Dataset rows:
────

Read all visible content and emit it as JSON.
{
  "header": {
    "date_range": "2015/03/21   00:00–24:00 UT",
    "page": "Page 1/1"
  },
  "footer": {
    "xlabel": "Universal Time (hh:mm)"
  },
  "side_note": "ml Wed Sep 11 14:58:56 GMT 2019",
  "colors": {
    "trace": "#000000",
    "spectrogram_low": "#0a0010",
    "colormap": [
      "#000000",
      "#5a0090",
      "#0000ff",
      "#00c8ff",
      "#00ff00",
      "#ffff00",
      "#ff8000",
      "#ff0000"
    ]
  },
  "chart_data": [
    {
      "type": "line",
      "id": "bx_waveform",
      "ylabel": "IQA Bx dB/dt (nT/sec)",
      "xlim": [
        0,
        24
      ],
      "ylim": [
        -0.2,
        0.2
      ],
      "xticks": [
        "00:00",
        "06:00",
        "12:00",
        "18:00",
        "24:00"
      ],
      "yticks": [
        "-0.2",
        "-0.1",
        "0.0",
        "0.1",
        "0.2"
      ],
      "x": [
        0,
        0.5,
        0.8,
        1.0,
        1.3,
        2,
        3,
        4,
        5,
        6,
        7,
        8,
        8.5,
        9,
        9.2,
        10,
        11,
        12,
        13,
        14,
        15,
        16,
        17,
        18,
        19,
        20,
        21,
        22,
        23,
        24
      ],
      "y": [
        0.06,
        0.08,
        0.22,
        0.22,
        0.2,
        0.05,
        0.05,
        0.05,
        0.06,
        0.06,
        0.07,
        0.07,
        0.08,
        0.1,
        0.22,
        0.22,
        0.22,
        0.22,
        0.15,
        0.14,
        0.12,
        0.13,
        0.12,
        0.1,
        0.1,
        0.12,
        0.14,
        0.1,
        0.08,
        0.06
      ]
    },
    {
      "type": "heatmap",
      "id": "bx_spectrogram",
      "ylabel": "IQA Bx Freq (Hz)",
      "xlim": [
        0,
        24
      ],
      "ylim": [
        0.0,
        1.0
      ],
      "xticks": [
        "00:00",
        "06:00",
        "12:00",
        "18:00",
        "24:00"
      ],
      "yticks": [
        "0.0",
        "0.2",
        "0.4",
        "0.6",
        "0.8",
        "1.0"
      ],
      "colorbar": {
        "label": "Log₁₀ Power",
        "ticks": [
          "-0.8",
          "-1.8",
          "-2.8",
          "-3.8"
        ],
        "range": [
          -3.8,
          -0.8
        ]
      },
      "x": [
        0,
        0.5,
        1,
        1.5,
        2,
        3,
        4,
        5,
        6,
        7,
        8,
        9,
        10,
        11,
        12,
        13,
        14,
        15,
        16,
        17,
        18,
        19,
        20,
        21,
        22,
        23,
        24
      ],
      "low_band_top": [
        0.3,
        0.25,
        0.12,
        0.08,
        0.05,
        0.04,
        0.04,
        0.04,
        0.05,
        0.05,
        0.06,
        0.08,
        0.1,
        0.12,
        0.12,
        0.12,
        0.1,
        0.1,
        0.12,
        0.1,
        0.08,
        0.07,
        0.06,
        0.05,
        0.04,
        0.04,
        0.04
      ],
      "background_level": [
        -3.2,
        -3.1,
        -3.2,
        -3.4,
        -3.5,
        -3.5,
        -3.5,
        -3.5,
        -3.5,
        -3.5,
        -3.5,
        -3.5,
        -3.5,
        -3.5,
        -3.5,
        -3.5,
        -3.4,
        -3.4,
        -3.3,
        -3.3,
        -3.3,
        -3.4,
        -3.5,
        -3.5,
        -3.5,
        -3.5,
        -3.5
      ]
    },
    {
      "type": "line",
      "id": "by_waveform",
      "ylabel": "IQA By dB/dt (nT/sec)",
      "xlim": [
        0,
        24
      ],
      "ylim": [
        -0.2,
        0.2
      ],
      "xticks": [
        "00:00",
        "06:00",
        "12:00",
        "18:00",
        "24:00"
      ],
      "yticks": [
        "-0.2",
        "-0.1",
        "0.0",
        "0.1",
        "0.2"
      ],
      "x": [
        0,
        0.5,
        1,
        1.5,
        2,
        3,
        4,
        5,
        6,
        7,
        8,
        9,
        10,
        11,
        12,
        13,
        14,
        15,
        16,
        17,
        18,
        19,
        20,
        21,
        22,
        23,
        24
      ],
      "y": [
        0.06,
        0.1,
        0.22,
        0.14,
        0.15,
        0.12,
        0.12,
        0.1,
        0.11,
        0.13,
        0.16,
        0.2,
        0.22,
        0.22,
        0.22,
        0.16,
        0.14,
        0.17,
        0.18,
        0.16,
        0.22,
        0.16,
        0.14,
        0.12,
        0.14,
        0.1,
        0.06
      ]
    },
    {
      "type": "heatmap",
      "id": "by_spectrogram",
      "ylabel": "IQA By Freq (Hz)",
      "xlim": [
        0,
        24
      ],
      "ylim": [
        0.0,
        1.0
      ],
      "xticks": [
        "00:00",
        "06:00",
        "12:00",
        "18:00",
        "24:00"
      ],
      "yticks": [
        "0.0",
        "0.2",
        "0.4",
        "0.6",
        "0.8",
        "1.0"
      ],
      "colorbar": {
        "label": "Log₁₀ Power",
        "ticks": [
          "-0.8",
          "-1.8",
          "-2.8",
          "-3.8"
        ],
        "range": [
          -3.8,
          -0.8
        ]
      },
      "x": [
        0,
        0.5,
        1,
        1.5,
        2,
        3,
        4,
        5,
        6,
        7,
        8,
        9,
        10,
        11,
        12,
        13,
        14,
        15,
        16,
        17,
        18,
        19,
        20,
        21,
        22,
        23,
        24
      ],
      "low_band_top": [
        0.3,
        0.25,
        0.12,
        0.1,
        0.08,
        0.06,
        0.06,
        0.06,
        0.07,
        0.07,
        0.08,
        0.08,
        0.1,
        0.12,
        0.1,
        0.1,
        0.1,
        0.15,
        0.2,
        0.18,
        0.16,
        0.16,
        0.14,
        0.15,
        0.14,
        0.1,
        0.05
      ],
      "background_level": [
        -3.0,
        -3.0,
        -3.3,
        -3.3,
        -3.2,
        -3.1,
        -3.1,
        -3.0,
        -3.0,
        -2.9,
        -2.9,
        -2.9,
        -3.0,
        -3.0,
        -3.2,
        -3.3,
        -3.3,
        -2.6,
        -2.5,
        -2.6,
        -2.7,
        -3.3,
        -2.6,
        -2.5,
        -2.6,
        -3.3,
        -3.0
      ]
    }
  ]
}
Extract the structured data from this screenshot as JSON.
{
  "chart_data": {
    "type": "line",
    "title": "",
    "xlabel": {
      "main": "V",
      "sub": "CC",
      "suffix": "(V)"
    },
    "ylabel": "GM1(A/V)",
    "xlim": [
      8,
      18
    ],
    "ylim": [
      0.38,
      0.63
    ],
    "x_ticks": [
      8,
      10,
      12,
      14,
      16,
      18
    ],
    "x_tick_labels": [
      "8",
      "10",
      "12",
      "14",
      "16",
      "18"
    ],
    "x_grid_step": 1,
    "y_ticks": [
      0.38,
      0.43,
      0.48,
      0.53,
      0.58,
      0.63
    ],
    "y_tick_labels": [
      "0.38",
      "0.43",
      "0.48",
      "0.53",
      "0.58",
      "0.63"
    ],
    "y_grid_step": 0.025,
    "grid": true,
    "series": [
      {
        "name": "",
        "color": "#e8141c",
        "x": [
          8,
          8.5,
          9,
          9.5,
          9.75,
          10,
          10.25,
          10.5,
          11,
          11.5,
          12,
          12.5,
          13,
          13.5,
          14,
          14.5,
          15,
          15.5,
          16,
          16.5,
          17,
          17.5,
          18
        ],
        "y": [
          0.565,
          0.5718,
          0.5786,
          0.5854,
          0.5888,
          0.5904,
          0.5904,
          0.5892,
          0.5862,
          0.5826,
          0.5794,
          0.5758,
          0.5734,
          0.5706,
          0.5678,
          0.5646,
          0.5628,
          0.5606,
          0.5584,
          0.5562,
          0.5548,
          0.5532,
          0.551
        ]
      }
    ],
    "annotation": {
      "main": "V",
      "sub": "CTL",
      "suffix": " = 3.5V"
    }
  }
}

────

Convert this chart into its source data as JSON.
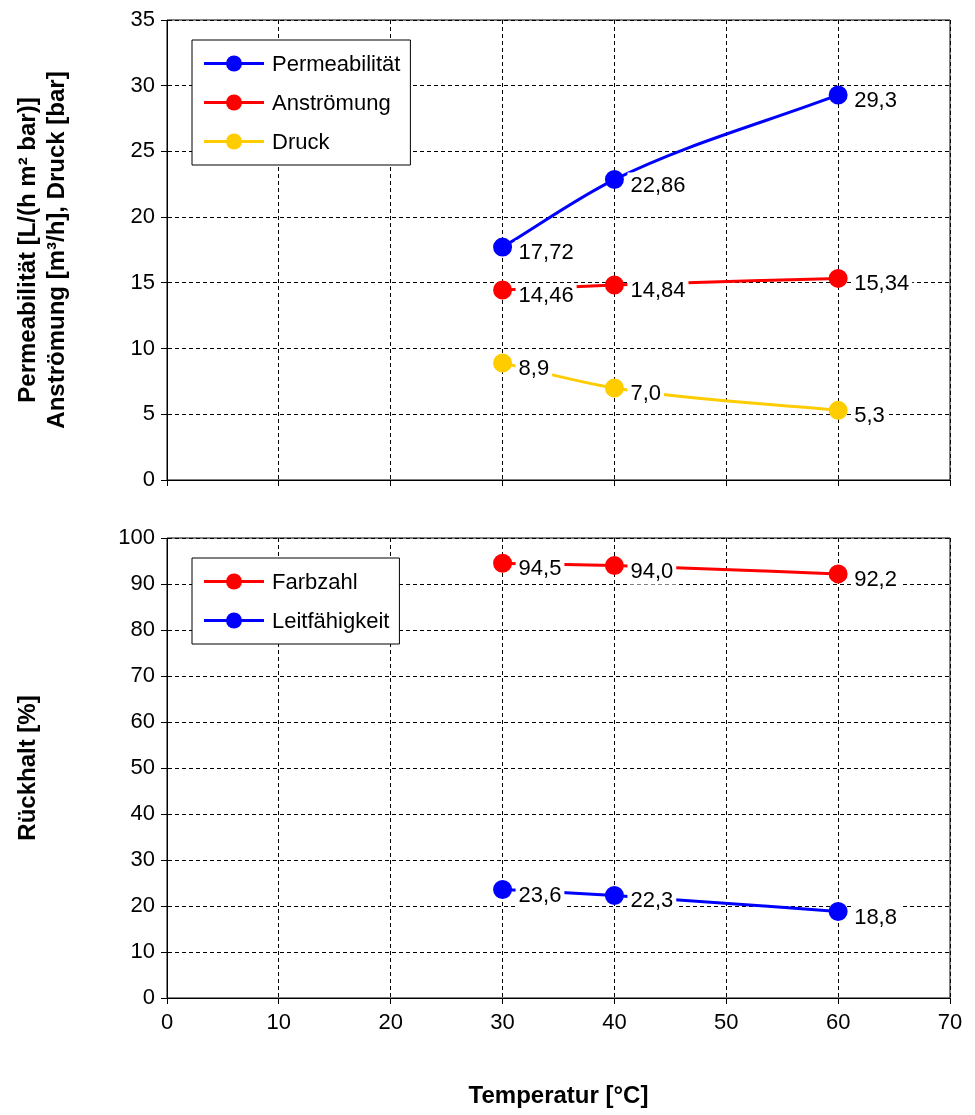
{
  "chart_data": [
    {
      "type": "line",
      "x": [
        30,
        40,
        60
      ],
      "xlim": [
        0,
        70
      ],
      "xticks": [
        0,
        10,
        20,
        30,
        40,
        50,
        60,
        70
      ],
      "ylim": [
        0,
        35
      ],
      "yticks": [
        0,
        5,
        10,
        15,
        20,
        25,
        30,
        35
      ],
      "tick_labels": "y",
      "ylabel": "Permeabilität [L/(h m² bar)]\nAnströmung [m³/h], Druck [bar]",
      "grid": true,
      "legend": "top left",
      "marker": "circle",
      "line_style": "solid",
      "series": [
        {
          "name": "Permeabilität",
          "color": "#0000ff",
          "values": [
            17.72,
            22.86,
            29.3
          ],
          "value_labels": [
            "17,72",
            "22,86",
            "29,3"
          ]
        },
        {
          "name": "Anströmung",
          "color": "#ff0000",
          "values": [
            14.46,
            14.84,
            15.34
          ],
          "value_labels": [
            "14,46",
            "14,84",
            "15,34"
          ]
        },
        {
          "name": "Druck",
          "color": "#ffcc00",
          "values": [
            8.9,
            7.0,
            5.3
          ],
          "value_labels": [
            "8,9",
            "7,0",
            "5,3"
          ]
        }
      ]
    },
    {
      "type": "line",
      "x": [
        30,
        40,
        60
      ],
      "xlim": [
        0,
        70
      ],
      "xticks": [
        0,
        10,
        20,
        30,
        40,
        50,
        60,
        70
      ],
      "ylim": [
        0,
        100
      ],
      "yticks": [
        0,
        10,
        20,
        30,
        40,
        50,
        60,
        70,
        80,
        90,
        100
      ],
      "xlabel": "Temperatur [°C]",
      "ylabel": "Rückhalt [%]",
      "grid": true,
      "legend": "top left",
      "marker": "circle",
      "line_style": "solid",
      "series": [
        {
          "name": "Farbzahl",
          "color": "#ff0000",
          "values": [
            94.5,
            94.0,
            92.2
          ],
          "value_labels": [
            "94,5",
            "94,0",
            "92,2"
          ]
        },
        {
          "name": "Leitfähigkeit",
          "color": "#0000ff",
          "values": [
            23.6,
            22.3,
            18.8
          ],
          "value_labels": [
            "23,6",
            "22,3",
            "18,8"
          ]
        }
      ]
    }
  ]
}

────

EXERCISE PROMPT
Find the string "JSON" in the listing and return every line that holds it.

WRITTEN ANSWER
Read all visible content and emit it as JSON.
Extract the structured data from this screenshot as JSON.
Convert this chart into its source data as JSON.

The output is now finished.